GIVEN PASSAGE:
* BEGIN *

Cutting straight to the chase, integration of existing silos of information in general still offers the biggest and brightest opportunity for manufacturing business improvement – whatever the strategy. Andrew Ward explains
Times may not be easy for manufacturers today, but companies like Thales Acoustics and United Milk are finding ways to achieve massive improvements in performance, and to beat their competitors hands down – and it’s all down to choosing the right strategy up front, particularly for the development of their plant and shop floor IT systems.
In developing that strategy, Carey Clements, product manager at process control systems company Honeywell POMS, says there should always be one overriding concern – and one that’s nothing to do with the technology itself. “First make sure you understand the business needs, and that any investment is lined up with your business imperatives.” This is crucial, because no one solution or strategy will be the right answer for everyone – the type of manufacturer, the existing plant, the business environment and the competition introduce too many variables.

* END *

TASKS TO CARRY OUT:
1. Retype the manufacturing strategy passage from "Cutting straight to" to "floor IT systems.".
2. Answer these questions from the manufacturing strategy passage:
(a) Which two companies are named as achieving massive improvements in performance?
(b) What position does Carey Clements hold, and at which company?
(c) According to the opening sentence, what offers the biggest and brightest opportunity for manufacturing business improvement?
3. Summarize the manufacturing strategy passage in two sentences.

MATERIAL SUPPLIED:

* BEGIN *

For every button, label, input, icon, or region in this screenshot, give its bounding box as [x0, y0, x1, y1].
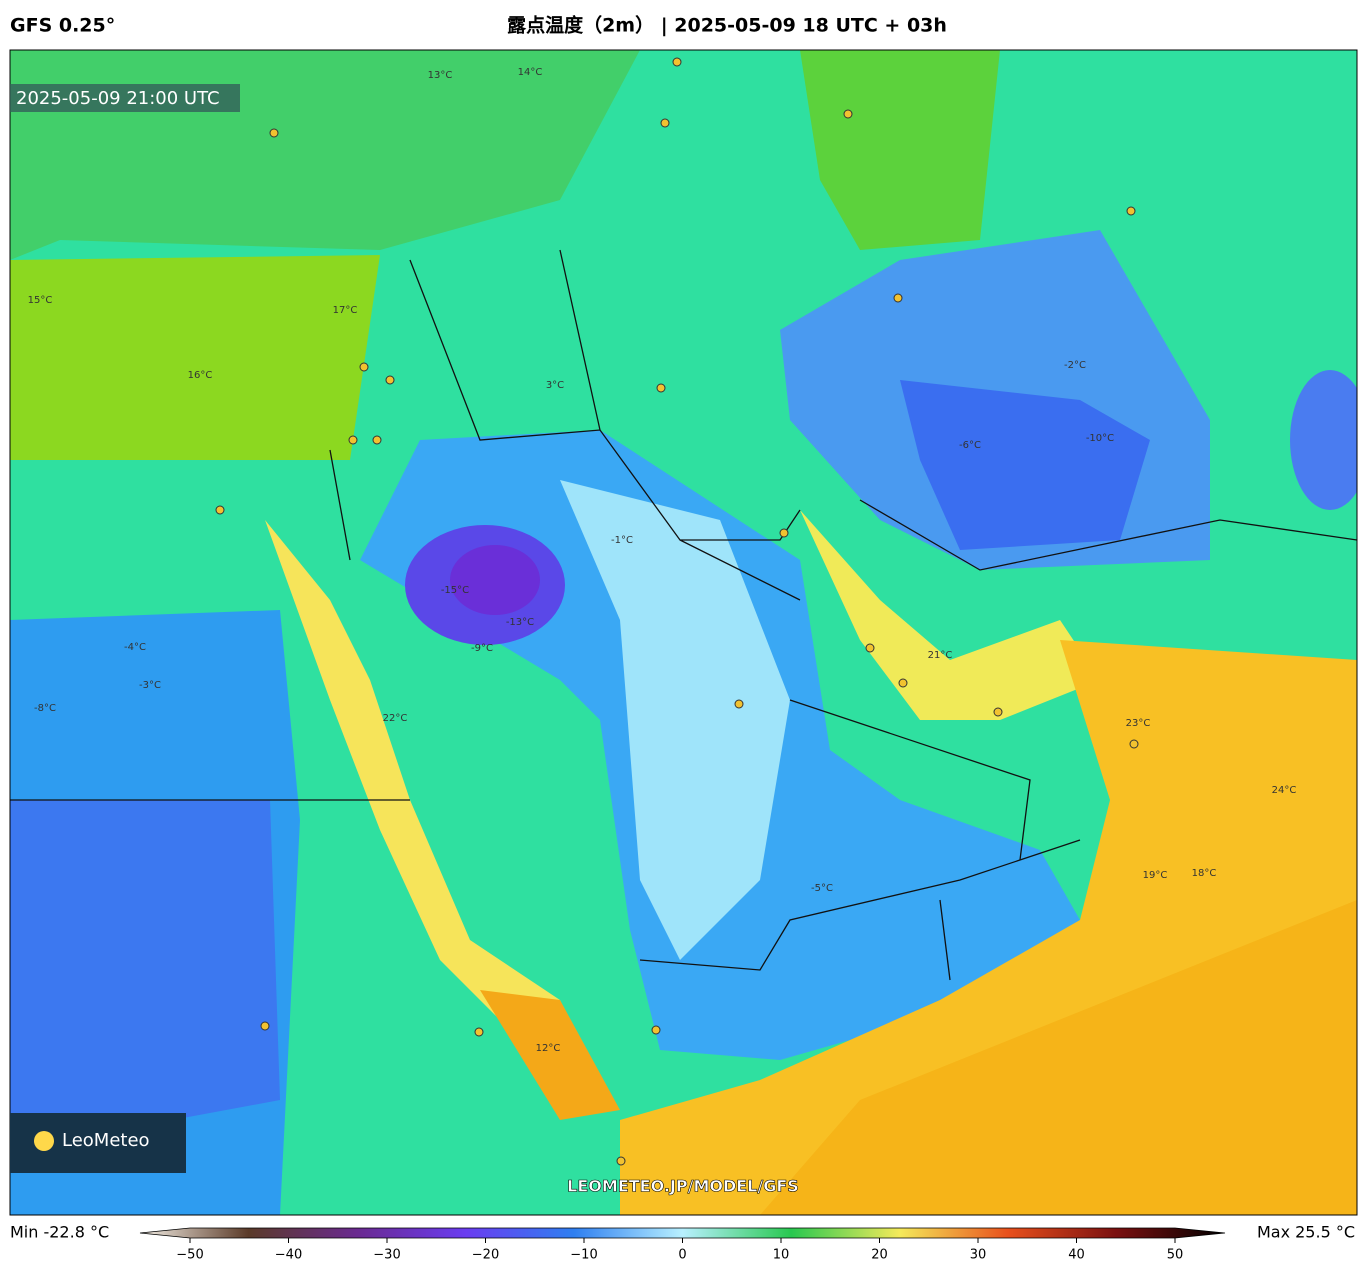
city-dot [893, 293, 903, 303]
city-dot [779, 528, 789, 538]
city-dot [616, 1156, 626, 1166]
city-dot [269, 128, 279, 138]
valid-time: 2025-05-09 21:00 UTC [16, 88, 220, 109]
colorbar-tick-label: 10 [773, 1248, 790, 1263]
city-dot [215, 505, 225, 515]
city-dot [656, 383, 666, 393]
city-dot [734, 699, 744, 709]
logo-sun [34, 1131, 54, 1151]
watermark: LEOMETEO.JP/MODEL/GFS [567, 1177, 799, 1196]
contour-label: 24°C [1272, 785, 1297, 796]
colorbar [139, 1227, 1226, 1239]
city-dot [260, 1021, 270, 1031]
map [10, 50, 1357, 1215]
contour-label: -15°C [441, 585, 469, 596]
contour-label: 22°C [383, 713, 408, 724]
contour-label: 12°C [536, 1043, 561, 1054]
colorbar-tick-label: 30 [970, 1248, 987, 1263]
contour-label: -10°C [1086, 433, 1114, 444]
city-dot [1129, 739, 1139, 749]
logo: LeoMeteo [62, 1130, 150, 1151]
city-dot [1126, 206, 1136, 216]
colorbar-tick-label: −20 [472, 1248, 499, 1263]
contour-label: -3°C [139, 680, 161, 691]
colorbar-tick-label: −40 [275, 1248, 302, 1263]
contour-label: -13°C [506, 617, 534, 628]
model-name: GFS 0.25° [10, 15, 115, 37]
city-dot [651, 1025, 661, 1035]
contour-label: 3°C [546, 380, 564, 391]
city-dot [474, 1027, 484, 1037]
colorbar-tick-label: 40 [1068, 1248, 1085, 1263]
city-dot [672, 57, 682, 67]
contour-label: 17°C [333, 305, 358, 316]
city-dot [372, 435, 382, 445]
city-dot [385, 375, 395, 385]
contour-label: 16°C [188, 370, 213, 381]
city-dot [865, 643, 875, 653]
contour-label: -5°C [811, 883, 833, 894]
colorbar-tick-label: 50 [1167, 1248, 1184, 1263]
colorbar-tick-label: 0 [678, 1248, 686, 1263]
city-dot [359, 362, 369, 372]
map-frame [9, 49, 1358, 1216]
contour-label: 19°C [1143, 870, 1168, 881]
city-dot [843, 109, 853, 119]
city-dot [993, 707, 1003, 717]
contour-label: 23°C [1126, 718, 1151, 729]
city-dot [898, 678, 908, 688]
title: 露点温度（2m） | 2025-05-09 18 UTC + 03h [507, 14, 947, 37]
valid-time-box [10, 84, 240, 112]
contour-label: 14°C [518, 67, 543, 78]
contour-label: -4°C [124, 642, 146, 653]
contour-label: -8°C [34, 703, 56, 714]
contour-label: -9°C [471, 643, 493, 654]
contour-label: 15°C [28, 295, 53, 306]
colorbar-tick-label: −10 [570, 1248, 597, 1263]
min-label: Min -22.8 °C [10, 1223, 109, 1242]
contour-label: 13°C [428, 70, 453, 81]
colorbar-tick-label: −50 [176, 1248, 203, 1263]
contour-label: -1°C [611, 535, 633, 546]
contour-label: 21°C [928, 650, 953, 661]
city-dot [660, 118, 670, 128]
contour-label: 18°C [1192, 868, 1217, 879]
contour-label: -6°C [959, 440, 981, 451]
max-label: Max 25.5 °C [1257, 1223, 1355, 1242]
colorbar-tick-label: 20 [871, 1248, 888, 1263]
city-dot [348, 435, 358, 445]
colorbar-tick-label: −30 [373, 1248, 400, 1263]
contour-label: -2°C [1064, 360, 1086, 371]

* END *
* BEGIN *

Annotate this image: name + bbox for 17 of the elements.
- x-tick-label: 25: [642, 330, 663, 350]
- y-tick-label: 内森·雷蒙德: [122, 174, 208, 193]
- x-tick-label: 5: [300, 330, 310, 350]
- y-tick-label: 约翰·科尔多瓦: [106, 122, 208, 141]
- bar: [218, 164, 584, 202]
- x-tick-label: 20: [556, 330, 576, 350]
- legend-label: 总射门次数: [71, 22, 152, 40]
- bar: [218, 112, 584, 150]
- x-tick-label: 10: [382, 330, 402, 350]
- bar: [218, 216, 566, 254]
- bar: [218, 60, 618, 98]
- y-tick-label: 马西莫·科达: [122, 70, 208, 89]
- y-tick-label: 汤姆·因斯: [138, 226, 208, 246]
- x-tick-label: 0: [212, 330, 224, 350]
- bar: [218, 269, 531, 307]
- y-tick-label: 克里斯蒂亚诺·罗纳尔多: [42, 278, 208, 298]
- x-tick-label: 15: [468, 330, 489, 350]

* END *

COMPLETE ANSWERS:
1.
Cutting straight to the chase, integration of existing silos of information in general still offers the biggest and brightest opportunity for manufacturing business improvement – whatever the strategy. Andrew Ward explains
Times may not be easy for manufacturers today, but companies like Thales Acoustics and United Milk are finding ways to achieve massive improvements in performance, and to beat their competitors hands down – and it’s all down to choosing the right strategy up front, particularly for the development of their plant and shop floor IT systems.

2.
(a) Thales Acoustics and United Milk.
(b) Product manager at Honeywell POMS.
(c) Integration of existing silos of information.

3. Integrating existing silos of information is presented as the biggest opportunity for manufacturing business improvement, and companies such as Thales Acoustics and United Milk owe their gains to choosing the right strategy up front for plant and shop floor IT systems. Carey Clements of Honeywell POMS says the overriding concern is understanding the business needs and aligning any investment with business imperatives, since no one solution suits every manufacturer.